··· Data lines ···
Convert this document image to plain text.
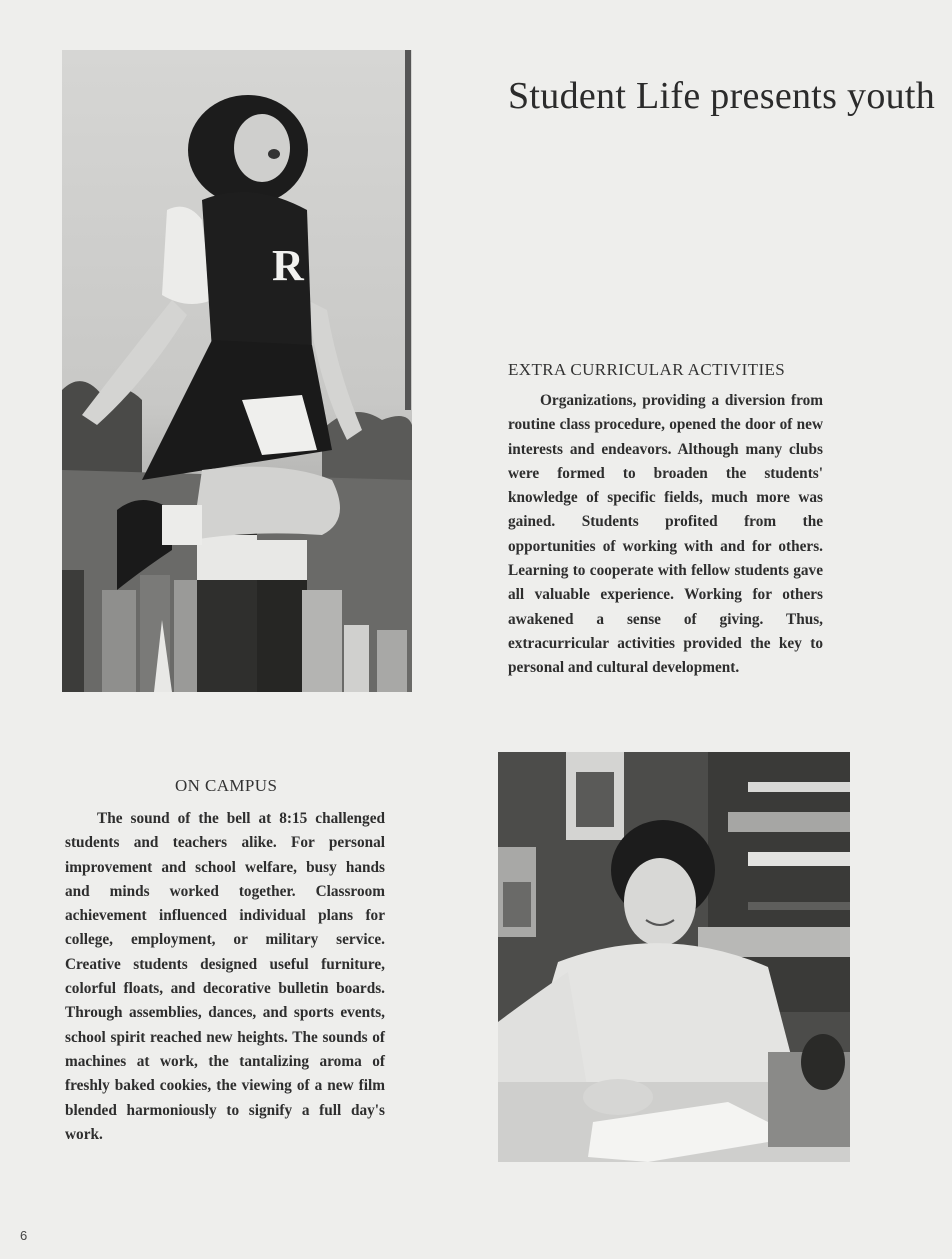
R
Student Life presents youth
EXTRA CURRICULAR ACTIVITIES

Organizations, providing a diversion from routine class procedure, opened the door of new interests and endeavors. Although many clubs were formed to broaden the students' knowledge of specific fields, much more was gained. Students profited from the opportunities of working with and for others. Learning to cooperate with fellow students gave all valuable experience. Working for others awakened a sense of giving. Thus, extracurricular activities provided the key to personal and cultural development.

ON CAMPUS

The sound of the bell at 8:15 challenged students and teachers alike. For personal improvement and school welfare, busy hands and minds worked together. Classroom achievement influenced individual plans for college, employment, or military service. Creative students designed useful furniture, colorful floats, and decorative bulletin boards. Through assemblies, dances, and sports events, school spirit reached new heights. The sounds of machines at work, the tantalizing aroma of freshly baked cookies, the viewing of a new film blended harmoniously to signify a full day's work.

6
···
Filter the data for the string "students" and copy every line that has it.

Organizations, providing a diversion from routine class procedure, opened the door of new interests and endeavors. Although many clubs were formed to broaden the students' knowledge of specific fields, much more was gained. Students profited from the opportunities of working with and for others. Learning to cooperate with fellow students gave all valuable experience. Working for others awakened a sense of giving. Thus, extracurricular activities provided the key to personal and cultural development.
The sound of the bell at 8:15 challenged students and teachers alike. For personal improvement and school welfare, busy hands and minds worked together. Classroom achievement influenced individual plans for college, employment, or military service. Creative students designed useful furniture, colorful floats, and decorative bulletin boards. Through assemblies, dances, and sports events, school spirit reached new heights. The sounds of machines at work, the tantalizing aroma of freshly baked cookies, the viewing of a new film blended harmoniously to signify a full day's work.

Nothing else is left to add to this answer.